§ What to produce: Return all entries word for word, but drop any images.

§ Data section:
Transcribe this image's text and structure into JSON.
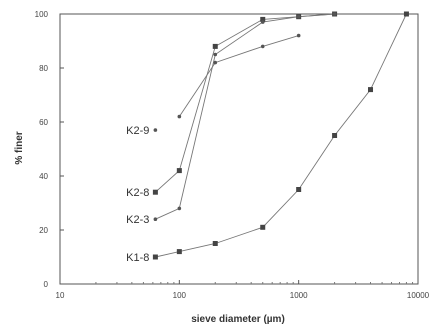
{
  "chart_data": {
    "type": "scatter",
    "title": "",
    "xlabel": "sieve diameter (µm)",
    "ylabel": "% finer",
    "xscale": "log",
    "xlim": [
      10,
      10000
    ],
    "ylim": [
      0,
      100
    ],
    "xticks": [
      10,
      100,
      1000,
      10000
    ],
    "xtick_labels": [
      "10",
      "100",
      "1000",
      "10000"
    ],
    "yticks": [
      0,
      20,
      40,
      60,
      80,
      100
    ],
    "ytick_labels": [
      "0",
      "20",
      "40",
      "60",
      "80",
      "100"
    ],
    "grid": false,
    "series": [
      {
        "name": "K2-9",
        "marker": "dot",
        "x": [
          63,
          100,
          200,
          500,
          1000
        ],
        "y": [
          57,
          62,
          82,
          88,
          92
        ]
      },
      {
        "name": "K2-8",
        "marker": "square",
        "x": [
          63,
          100,
          200,
          500,
          1000,
          2000
        ],
        "y": [
          34,
          42,
          88,
          98,
          99,
          100
        ]
      },
      {
        "name": "K2-3",
        "marker": "dot",
        "x": [
          63,
          100,
          200,
          500,
          1000,
          2000
        ],
        "y": [
          24,
          28,
          85,
          97,
          99,
          100
        ]
      },
      {
        "name": "K1-8",
        "marker": "square",
        "x": [
          63,
          100,
          200,
          500,
          1000,
          2000,
          4000,
          8000
        ],
        "y": [
          10,
          12,
          15,
          21,
          35,
          55,
          72,
          100
        ]
      }
    ]
  }
}
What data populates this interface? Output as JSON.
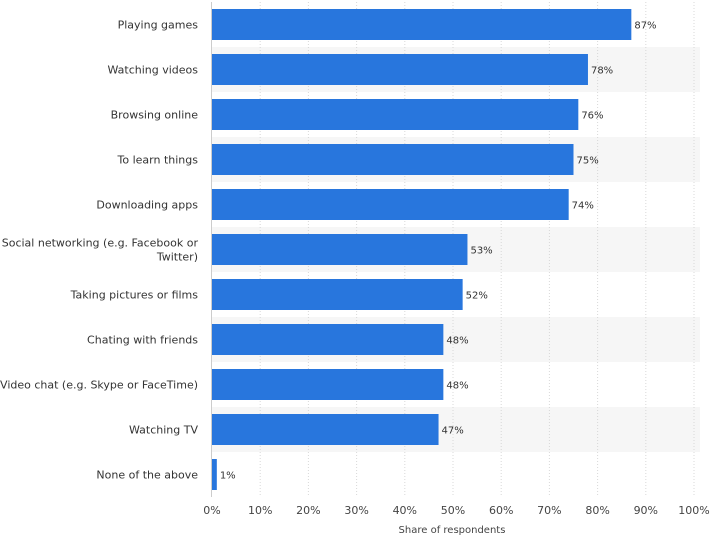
{
  "chart_data": {
    "type": "bar",
    "orientation": "horizontal",
    "categories": [
      "Playing games",
      "Watching videos",
      "Browsing online",
      "To learn things",
      "Downloading apps",
      "Social networking (e.g. Facebook or Twitter)",
      "Taking pictures or films",
      "Chating with friends",
      "Video chat (e.g. Skype or FaceTime)",
      "Watching TV",
      "None of the above"
    ],
    "category_label_lines": [
      [
        "Playing games"
      ],
      [
        "Watching videos"
      ],
      [
        "Browsing online"
      ],
      [
        "To learn things"
      ],
      [
        "Downloading apps"
      ],
      [
        "Social networking (e.g. Facebook or",
        "Twitter)"
      ],
      [
        "Taking pictures or films"
      ],
      [
        "Chating with friends"
      ],
      [
        "Video chat (e.g. Skype or FaceTime)"
      ],
      [
        "Watching TV"
      ],
      [
        "None of the above"
      ]
    ],
    "values": [
      87,
      78,
      76,
      75,
      74,
      53,
      52,
      48,
      48,
      47,
      1
    ],
    "value_labels": [
      "87%",
      "78%",
      "76%",
      "75%",
      "74%",
      "53%",
      "52%",
      "48%",
      "48%",
      "47%",
      "1%"
    ],
    "xlim": [
      0,
      100
    ],
    "x_ticks": [
      0,
      10,
      20,
      30,
      40,
      50,
      60,
      70,
      80,
      90,
      100
    ],
    "x_tick_labels": [
      "0%",
      "10%",
      "20%",
      "30%",
      "40%",
      "50%",
      "60%",
      "70%",
      "80%",
      "90%",
      "100%"
    ],
    "xlabel": "Share of respondents",
    "title": "",
    "grid": "vertical-dashed",
    "legend": "none"
  },
  "colors": {
    "bar": "#2876dd",
    "band": "#f6f6f6",
    "grid": "#d8d8d8",
    "axis": "#cccccc",
    "text": "#333333",
    "tick_text": "#444444"
  }
}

§ Expected output:
Transcribe this image's text and structure into JSON.
{
  "chart_data": {
    "type": "scatter",
    "title": "",
    "xlabel": "sieve diameter (µm)",
    "ylabel": "% finer",
    "xscale": "log",
    "xlim": [
      10,
      10000
    ],
    "ylim": [
      0,
      100
    ],
    "xticks": [
      10,
      100,
      1000,
      10000
    ],
    "xtick_labels": [
      "10",
      "100",
      "1000",
      "10000"
    ],
    "yticks": [
      0,
      20,
      40,
      60,
      80,
      100
    ],
    "ytick_labels": [
      "0",
      "20",
      "40",
      "60",
      "80",
      "100"
    ],
    "grid": false,
    "series": [
      {
        "name": "K2-9",
        "marker": "dot",
        "x": [
          63,
          100,
          200,
          500,
          1000
        ],
        "y": [
          57,
          62,
          82,
          88,
          92
        ]
      },
      {
        "name": "K2-8",
        "marker": "square",
        "x": [
          63,
          100,
          200,
          500,
          1000,
          2000
        ],
        "y": [
          34,
          42,
          88,
          98,
          99,
          100
        ]
      },
      {
        "name": "K2-3",
        "marker": "dot",
        "x": [
          63,
          100,
          200,
          500,
          1000,
          2000
        ],
        "y": [
          24,
          28,
          85,
          97,
          99,
          100
        ]
      },
      {
        "name": "K1-8",
        "marker": "square",
        "x": [
          63,
          100,
          200,
          500,
          1000,
          2000,
          4000,
          8000
        ],
        "y": [
          10,
          12,
          15,
          21,
          35,
          55,
          72,
          100
        ]
      }
    ]
  }
}
What data populates this interface? Output as JSON.
{
  "chart_data": {
    "type": "bar",
    "orientation": "horizontal",
    "categories": [
      "Playing games",
      "Watching videos",
      "Browsing online",
      "To learn things",
      "Downloading apps",
      "Social networking (e.g. Facebook or Twitter)",
      "Taking pictures or films",
      "Chating with friends",
      "Video chat (e.g. Skype or FaceTime)",
      "Watching TV",
      "None of the above"
    ],
    "category_label_lines": [
      [
        "Playing games"
      ],
      [
        "Watching videos"
      ],
      [
        "Browsing online"
      ],
      [
        "To learn things"
      ],
      [
        "Downloading apps"
      ],
      [
        "Social networking (e.g. Facebook or",
        "Twitter)"
      ],
      [
        "Taking pictures or films"
      ],
      [
        "Chating with friends"
      ],
      [
        "Video chat (e.g. Skype or FaceTime)"
      ],
      [
        "Watching TV"
      ],
      [
        "None of the above"
      ]
    ],
    "values": [
      87,
      78,
      76,
      75,
      74,
      53,
      52,
      48,
      48,
      47,
      1
    ],
    "value_labels": [
      "87%",
      "78%",
      "76%",
      "75%",
      "74%",
      "53%",
      "52%",
      "48%",
      "48%",
      "47%",
      "1%"
    ],
    "xlim": [
      0,
      100
    ],
    "x_ticks": [
      0,
      10,
      20,
      30,
      40,
      50,
      60,
      70,
      80,
      90,
      100
    ],
    "x_tick_labels": [
      "0%",
      "10%",
      "20%",
      "30%",
      "40%",
      "50%",
      "60%",
      "70%",
      "80%",
      "90%",
      "100%"
    ],
    "xlabel": "Share of respondents",
    "title": "",
    "grid": "vertical-dashed",
    "legend": "none"
  },
  "colors": {
    "bar": "#2876dd",
    "band": "#f6f6f6",
    "grid": "#d8d8d8",
    "axis": "#cccccc",
    "text": "#333333",
    "tick_text": "#444444"
  }
}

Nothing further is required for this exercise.